EXERCISE DESCRIPTION
What is the number of lines in these entries that include "METERS"? Write that number and no other text.

* * *

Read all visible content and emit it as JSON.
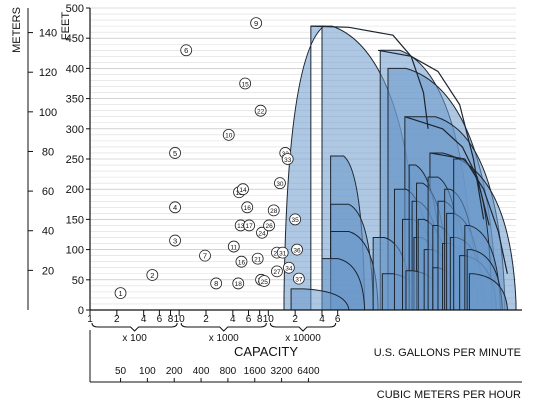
{
  "chart_data": {
    "type": "area",
    "title": "",
    "xlabel": "CAPACITY",
    "xlabel_right": "U.S. GALLONS PER MINUTE",
    "x2label": "CUBIC METERS PER HOUR",
    "ylabel": "FEET",
    "y2label": "METERS",
    "x_scale": "log",
    "xlim": [
      1,
      60000
    ],
    "ylim": [
      0,
      500
    ],
    "grid": "horizontal",
    "y_ticks": [
      "0",
      "50",
      "100",
      "150",
      "200",
      "250",
      "300",
      "350",
      "400",
      "450",
      "500"
    ],
    "y2_ticks": [
      "20",
      "40",
      "60",
      "80",
      "100",
      "120",
      "140"
    ],
    "x_ticks": [
      {
        "gpm": 1,
        "label": "1"
      },
      {
        "gpm": 2,
        "label": "2"
      },
      {
        "gpm": 4,
        "label": "4"
      },
      {
        "gpm": 6,
        "label": "6"
      },
      {
        "gpm": 8,
        "label": "8"
      },
      {
        "gpm": 10,
        "label": "10"
      },
      {
        "gpm": 20,
        "label": "2"
      },
      {
        "gpm": 40,
        "label": "4"
      },
      {
        "gpm": 60,
        "label": "6"
      },
      {
        "gpm": 80,
        "label": "8"
      },
      {
        "gpm": 100,
        "label": "10"
      },
      {
        "gpm": 200,
        "label": "2"
      },
      {
        "gpm": 400,
        "label": "4"
      },
      {
        "gpm": 600,
        "label": "6"
      }
    ],
    "x_multipliers": [
      "x 100",
      "x 1000",
      "x 10000"
    ],
    "x2_ticks": [
      "50",
      "100",
      "200",
      "400",
      "800",
      "1600",
      "3200",
      "6400"
    ],
    "pumps": [
      {
        "id": "1",
        "x_gpm": 220,
        "head_ft": 28
      },
      {
        "id": "2",
        "x_gpm": 500,
        "head_ft": 58
      },
      {
        "id": "3",
        "x_gpm": 900,
        "head_ft": 115
      },
      {
        "id": "4",
        "x_gpm": 900,
        "head_ft": 170
      },
      {
        "id": "5",
        "x_gpm": 900,
        "head_ft": 260
      },
      {
        "id": "6",
        "x_gpm": 1200,
        "head_ft": 430
      },
      {
        "id": "7",
        "x_gpm": 1950,
        "head_ft": 90
      },
      {
        "id": "8",
        "x_gpm": 2600,
        "head_ft": 44
      },
      {
        "id": "9",
        "x_gpm": 7300,
        "head_ft": 475
      },
      {
        "id": "10",
        "x_gpm": 3600,
        "head_ft": 290
      },
      {
        "id": "11",
        "x_gpm": 4100,
        "head_ft": 105
      },
      {
        "id": "12",
        "x_gpm": 4700,
        "head_ft": 195
      },
      {
        "id": "13",
        "x_gpm": 4900,
        "head_ft": 140
      },
      {
        "id": "14",
        "x_gpm": 5200,
        "head_ft": 200
      },
      {
        "id": "15",
        "x_gpm": 5500,
        "head_ft": 375
      },
      {
        "id": "16",
        "x_gpm": 5800,
        "head_ft": 170
      },
      {
        "id": "16",
        "x_gpm": 5000,
        "head_ft": 80
      },
      {
        "id": "17",
        "x_gpm": 6100,
        "head_ft": 140
      },
      {
        "id": "18",
        "x_gpm": 4600,
        "head_ft": 44
      },
      {
        "id": "21",
        "x_gpm": 7600,
        "head_ft": 85
      },
      {
        "id": "22",
        "x_gpm": 8200,
        "head_ft": 330
      },
      {
        "id": "23",
        "x_gpm": 8300,
        "head_ft": 50
      },
      {
        "id": "24",
        "x_gpm": 8500,
        "head_ft": 128
      },
      {
        "id": "25",
        "x_gpm": 9000,
        "head_ft": 48
      },
      {
        "id": "26",
        "x_gpm": 10200,
        "head_ft": 140
      },
      {
        "id": "27",
        "x_gpm": 12500,
        "head_ft": 64
      },
      {
        "id": "28",
        "x_gpm": 11500,
        "head_ft": 165
      },
      {
        "id": "29",
        "x_gpm": 12500,
        "head_ft": 95
      },
      {
        "id": "30",
        "x_gpm": 13500,
        "head_ft": 210
      },
      {
        "id": "31",
        "x_gpm": 14500,
        "head_ft": 95
      },
      {
        "id": "32",
        "x_gpm": 15500,
        "head_ft": 260
      },
      {
        "id": "33",
        "x_gpm": 16500,
        "head_ft": 250
      },
      {
        "id": "34",
        "x_gpm": 17000,
        "head_ft": 70
      },
      {
        "id": "35",
        "x_gpm": 20000,
        "head_ft": 150
      },
      {
        "id": "36",
        "x_gpm": 21000,
        "head_ft": 100
      },
      {
        "id": "37",
        "x_gpm": 22000,
        "head_ft": 52
      }
    ]
  }
}
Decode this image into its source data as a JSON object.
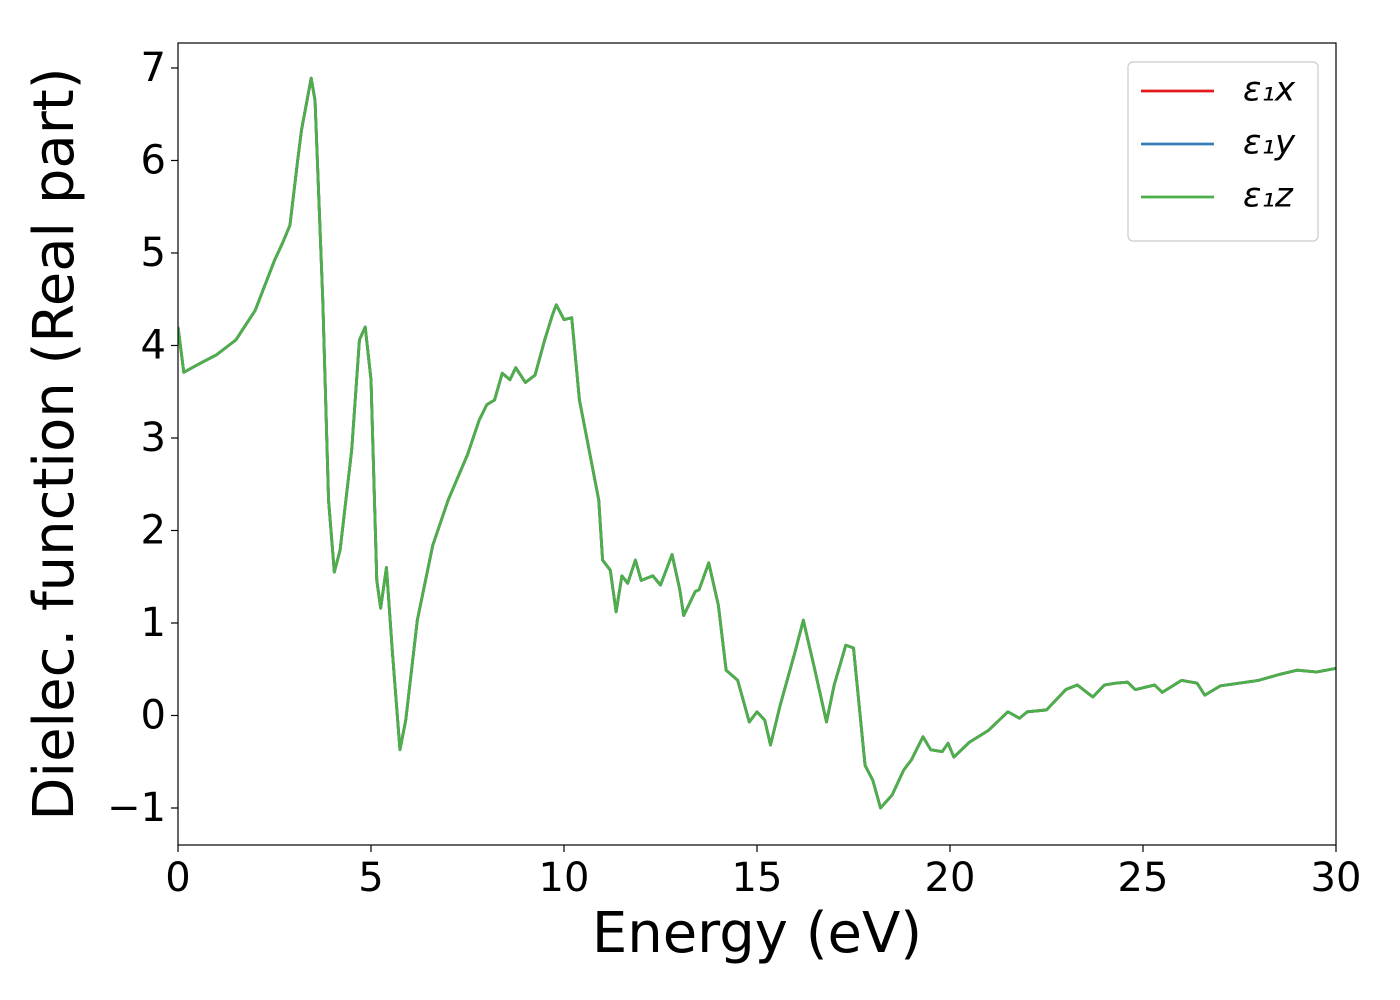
{
  "chart_data": {
    "type": "line",
    "xlabel": "Energy (eV)",
    "ylabel": "Dielec. function (Real part)",
    "x": [
      0,
      0.15,
      0.5,
      1.0,
      1.5,
      2.0,
      2.5,
      2.7,
      2.9,
      3.1,
      3.2,
      3.45,
      3.55,
      3.75,
      3.9,
      4.05,
      4.2,
      4.5,
      4.7,
      4.85,
      5.0,
      5.15,
      5.25,
      5.4,
      5.55,
      5.75,
      5.9,
      6.2,
      6.6,
      7.0,
      7.5,
      7.8,
      8.0,
      8.2,
      8.4,
      8.6,
      8.75,
      9.0,
      9.25,
      9.5,
      9.7,
      9.8,
      10.0,
      10.2,
      10.4,
      10.6,
      10.9,
      11.0,
      11.2,
      11.35,
      11.5,
      11.65,
      11.85,
      12.0,
      12.3,
      12.5,
      12.8,
      13.0,
      13.1,
      13.4,
      13.5,
      13.75,
      14.0,
      14.2,
      14.5,
      14.8,
      15.0,
      15.2,
      15.35,
      15.6,
      16.0,
      16.2,
      16.5,
      16.8,
      17.0,
      17.3,
      17.5,
      17.8,
      18.0,
      18.2,
      18.5,
      18.8,
      19.0,
      19.3,
      19.5,
      19.8,
      19.95,
      20.1,
      20.5,
      21.0,
      21.5,
      21.8,
      22.0,
      22.5,
      23.0,
      23.3,
      23.7,
      24.0,
      24.3,
      24.6,
      24.8,
      25.3,
      25.5,
      26.0,
      26.4,
      26.6,
      27.0,
      27.5,
      28.0,
      28.5,
      29.0,
      29.5,
      30.0
    ],
    "series": [
      {
        "name": "ε₁x",
        "color": "#e41a1c",
        "values": [
          4.2,
          3.71,
          3.79,
          3.9,
          4.06,
          4.38,
          4.92,
          5.1,
          5.3,
          6.0,
          6.33,
          6.89,
          6.65,
          4.5,
          2.33,
          1.55,
          1.79,
          2.87,
          4.06,
          4.2,
          3.63,
          1.46,
          1.16,
          1.6,
          0.71,
          -0.37,
          -0.05,
          1.03,
          1.84,
          2.33,
          2.82,
          3.19,
          3.36,
          3.41,
          3.7,
          3.63,
          3.76,
          3.6,
          3.68,
          4.06,
          4.33,
          4.44,
          4.28,
          4.3,
          3.41,
          2.98,
          2.33,
          1.68,
          1.57,
          1.12,
          1.51,
          1.43,
          1.68,
          1.46,
          1.51,
          1.41,
          1.74,
          1.36,
          1.08,
          1.34,
          1.36,
          1.65,
          1.19,
          0.49,
          0.38,
          -0.07,
          0.04,
          -0.05,
          -0.32,
          0.11,
          0.71,
          1.03,
          0.49,
          -0.07,
          0.33,
          0.76,
          0.73,
          -0.54,
          -0.7,
          -1.0,
          -0.86,
          -0.59,
          -0.48,
          -0.23,
          -0.37,
          -0.39,
          -0.3,
          -0.45,
          -0.29,
          -0.16,
          0.04,
          -0.03,
          0.04,
          0.06,
          0.28,
          0.33,
          0.2,
          0.33,
          0.35,
          0.36,
          0.28,
          0.33,
          0.25,
          0.38,
          0.35,
          0.22,
          0.32,
          0.35,
          0.38,
          0.44,
          0.49,
          0.47,
          0.51
        ]
      },
      {
        "name": "ε₁y",
        "color": "#377eb8",
        "values": [
          4.2,
          3.71,
          3.79,
          3.9,
          4.06,
          4.38,
          4.92,
          5.1,
          5.3,
          6.0,
          6.33,
          6.89,
          6.65,
          4.5,
          2.33,
          1.55,
          1.79,
          2.87,
          4.06,
          4.2,
          3.63,
          1.46,
          1.16,
          1.6,
          0.71,
          -0.37,
          -0.05,
          1.03,
          1.84,
          2.33,
          2.82,
          3.19,
          3.36,
          3.41,
          3.7,
          3.63,
          3.76,
          3.6,
          3.68,
          4.06,
          4.33,
          4.44,
          4.28,
          4.3,
          3.41,
          2.98,
          2.33,
          1.68,
          1.57,
          1.12,
          1.51,
          1.43,
          1.68,
          1.46,
          1.51,
          1.41,
          1.74,
          1.36,
          1.08,
          1.34,
          1.36,
          1.65,
          1.19,
          0.49,
          0.38,
          -0.07,
          0.04,
          -0.05,
          -0.32,
          0.11,
          0.71,
          1.03,
          0.49,
          -0.07,
          0.33,
          0.76,
          0.73,
          -0.54,
          -0.7,
          -1.0,
          -0.86,
          -0.59,
          -0.48,
          -0.23,
          -0.37,
          -0.39,
          -0.3,
          -0.45,
          -0.29,
          -0.16,
          0.04,
          -0.03,
          0.04,
          0.06,
          0.28,
          0.33,
          0.2,
          0.33,
          0.35,
          0.36,
          0.28,
          0.33,
          0.25,
          0.38,
          0.35,
          0.22,
          0.32,
          0.35,
          0.38,
          0.44,
          0.49,
          0.47,
          0.51
        ]
      },
      {
        "name": "ε₁z",
        "color": "#4daf4a",
        "values": [
          4.2,
          3.71,
          3.79,
          3.9,
          4.06,
          4.38,
          4.92,
          5.1,
          5.3,
          6.0,
          6.33,
          6.89,
          6.65,
          4.5,
          2.33,
          1.55,
          1.79,
          2.87,
          4.06,
          4.2,
          3.63,
          1.46,
          1.16,
          1.6,
          0.71,
          -0.37,
          -0.05,
          1.03,
          1.84,
          2.33,
          2.82,
          3.19,
          3.36,
          3.41,
          3.7,
          3.63,
          3.76,
          3.6,
          3.68,
          4.06,
          4.33,
          4.44,
          4.28,
          4.3,
          3.41,
          2.98,
          2.33,
          1.68,
          1.57,
          1.12,
          1.51,
          1.43,
          1.68,
          1.46,
          1.51,
          1.41,
          1.74,
          1.36,
          1.08,
          1.34,
          1.36,
          1.65,
          1.19,
          0.49,
          0.38,
          -0.07,
          0.04,
          -0.05,
          -0.32,
          0.11,
          0.71,
          1.03,
          0.49,
          -0.07,
          0.33,
          0.76,
          0.73,
          -0.54,
          -0.7,
          -1.0,
          -0.86,
          -0.59,
          -0.48,
          -0.23,
          -0.37,
          -0.39,
          -0.3,
          -0.45,
          -0.29,
          -0.16,
          0.04,
          -0.03,
          0.04,
          0.06,
          0.28,
          0.33,
          0.2,
          0.33,
          0.35,
          0.36,
          0.28,
          0.33,
          0.25,
          0.38,
          0.35,
          0.22,
          0.32,
          0.35,
          0.38,
          0.44,
          0.49,
          0.47,
          0.51
        ]
      }
    ],
    "xlim": [
      0,
      30
    ],
    "xticks": [
      0,
      5,
      10,
      15,
      20,
      25,
      30
    ],
    "ylim": [
      -1.4,
      7.27
    ],
    "yticks": [
      {
        "value": -1,
        "label": "−1"
      },
      0,
      1,
      2,
      3,
      4,
      5,
      6,
      7
    ],
    "grid": false,
    "legend": "upper right"
  }
}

* * *

TASK ANSWER
2